* Collected data *
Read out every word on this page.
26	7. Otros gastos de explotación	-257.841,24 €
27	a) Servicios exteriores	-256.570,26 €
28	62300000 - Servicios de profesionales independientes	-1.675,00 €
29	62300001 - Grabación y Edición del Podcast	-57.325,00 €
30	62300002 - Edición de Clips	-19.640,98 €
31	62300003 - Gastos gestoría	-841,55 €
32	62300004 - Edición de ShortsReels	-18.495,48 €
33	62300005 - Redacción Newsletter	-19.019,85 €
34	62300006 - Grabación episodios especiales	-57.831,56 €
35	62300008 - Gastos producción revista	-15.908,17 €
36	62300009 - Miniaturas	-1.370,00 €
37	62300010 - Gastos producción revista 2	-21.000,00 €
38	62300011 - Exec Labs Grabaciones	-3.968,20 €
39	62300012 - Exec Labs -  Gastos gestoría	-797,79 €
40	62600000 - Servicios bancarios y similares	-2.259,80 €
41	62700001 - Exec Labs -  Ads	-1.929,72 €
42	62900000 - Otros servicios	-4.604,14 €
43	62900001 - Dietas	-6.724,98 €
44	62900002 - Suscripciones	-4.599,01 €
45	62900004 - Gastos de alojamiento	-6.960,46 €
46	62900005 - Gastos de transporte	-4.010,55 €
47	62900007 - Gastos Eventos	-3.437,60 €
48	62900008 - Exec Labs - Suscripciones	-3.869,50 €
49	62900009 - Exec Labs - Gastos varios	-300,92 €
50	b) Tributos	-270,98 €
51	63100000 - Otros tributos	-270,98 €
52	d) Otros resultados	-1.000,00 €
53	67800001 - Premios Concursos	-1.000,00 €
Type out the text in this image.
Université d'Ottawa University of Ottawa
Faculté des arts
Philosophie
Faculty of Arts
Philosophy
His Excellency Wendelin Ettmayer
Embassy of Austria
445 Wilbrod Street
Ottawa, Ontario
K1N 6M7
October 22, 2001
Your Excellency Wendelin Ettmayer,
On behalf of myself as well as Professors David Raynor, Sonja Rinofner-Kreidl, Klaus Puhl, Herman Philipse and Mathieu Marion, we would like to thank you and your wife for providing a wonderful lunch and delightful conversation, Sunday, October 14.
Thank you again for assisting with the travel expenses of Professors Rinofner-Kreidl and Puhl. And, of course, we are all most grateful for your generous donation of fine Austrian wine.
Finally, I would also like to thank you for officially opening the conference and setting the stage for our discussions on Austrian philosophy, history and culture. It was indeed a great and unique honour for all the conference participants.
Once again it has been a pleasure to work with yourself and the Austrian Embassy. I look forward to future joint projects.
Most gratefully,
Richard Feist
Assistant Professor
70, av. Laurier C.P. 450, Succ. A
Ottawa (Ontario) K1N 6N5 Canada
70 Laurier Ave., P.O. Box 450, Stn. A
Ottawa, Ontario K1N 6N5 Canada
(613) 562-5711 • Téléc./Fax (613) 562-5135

* Exercise *
Reproduce the listing in full. Keep it exactly as written.

* Full answer *
Read out every word on this page.
26	7. Otros gastos de explotación	-257.841,24 €
27	a) Servicios exteriores	-256.570,26 €
28	62300000 - Servicios de profesionales independientes	-1.675,00 €
29	62300001 - Grabación y Edición del Podcast	-57.325,00 €
30	62300002 - Edición de Clips	-19.640,98 €
31	62300003 - Gastos gestoría	-841,55 €
32	62300004 - Edición de ShortsReels	-18.495,48 €
33	62300005 - Redacción Newsletter	-19.019,85 €
34	62300006 - Grabación episodios especiales	-57.831,56 €
35	62300008 - Gastos producción revista	-15.908,17 €
36	62300009 - Miniaturas	-1.370,00 €
37	62300010 - Gastos producción revista 2	-21.000,00 €
38	62300011 - Exec Labs Grabaciones	-3.968,20 €
39	62300012 - Exec Labs -  Gastos gestoría	-797,79 €
40	62600000 - Servicios bancarios y similares	-2.259,80 €
41	62700001 - Exec Labs -  Ads	-1.929,72 €
42	62900000 - Otros servicios	-4.604,14 €
43	62900001 - Dietas	-6.724,98 €
44	62900002 - Suscripciones	-4.599,01 €
45	62900004 - Gastos de alojamiento	-6.960,46 €
46	62900005 - Gastos de transporte	-4.010,55 €
47	62900007 - Gastos Eventos	-3.437,60 €
48	62900008 - Exec Labs - Suscripciones	-3.869,50 €
49	62900009 - Exec Labs - Gastos varios	-300,92 €
50	b) Tributos	-270,98 €
51	63100000 - Otros tributos	-270,98 €
52	d) Otros resultados	-1.000,00 €
53	67800001 - Premios Concursos	-1.000,00 €
Type out the text in this image.
Université d'Ottawa University of Ottawa
Faculté des arts
Philosophie
Faculty of Arts
Philosophy
His Excellency Wendelin Ettmayer
Embassy of Austria
445 Wilbrod Street
Ottawa, Ontario
K1N 6M7
October 22, 2001
Your Excellency Wendelin Ettmayer,
On behalf of myself as well as Professors David Raynor, Sonja Rinofner-Kreidl, Klaus Puhl, Herman Philipse and Mathieu Marion, we would like to thank you and your wife for providing a wonderful lunch and delightful conversation, Sunday, October 14.
Thank you again for assisting with the travel expenses of Professors Rinofner-Kreidl and Puhl. And, of course, we are all most grateful for your generous donation of fine Austrian wine.
Finally, I would also like to thank you for officially opening the conference and setting the stage for our discussions on Austrian philosophy, history and culture. It was indeed a great and unique honour for all the conference participants.
Once again it has been a pleasure to work with yourself and the Austrian Embassy. I look forward to future joint projects.
Most gratefully,
Richard Feist
Assistant Professor
70, av. Laurier C.P. 450, Succ. A
Ottawa (Ontario) K1N 6N5 Canada
70 Laurier Ave., P.O. Box 450, Stn. A
Ottawa, Ontario K1N 6N5 Canada
(613) 562-5711 • Téléc./Fax (613) 562-5135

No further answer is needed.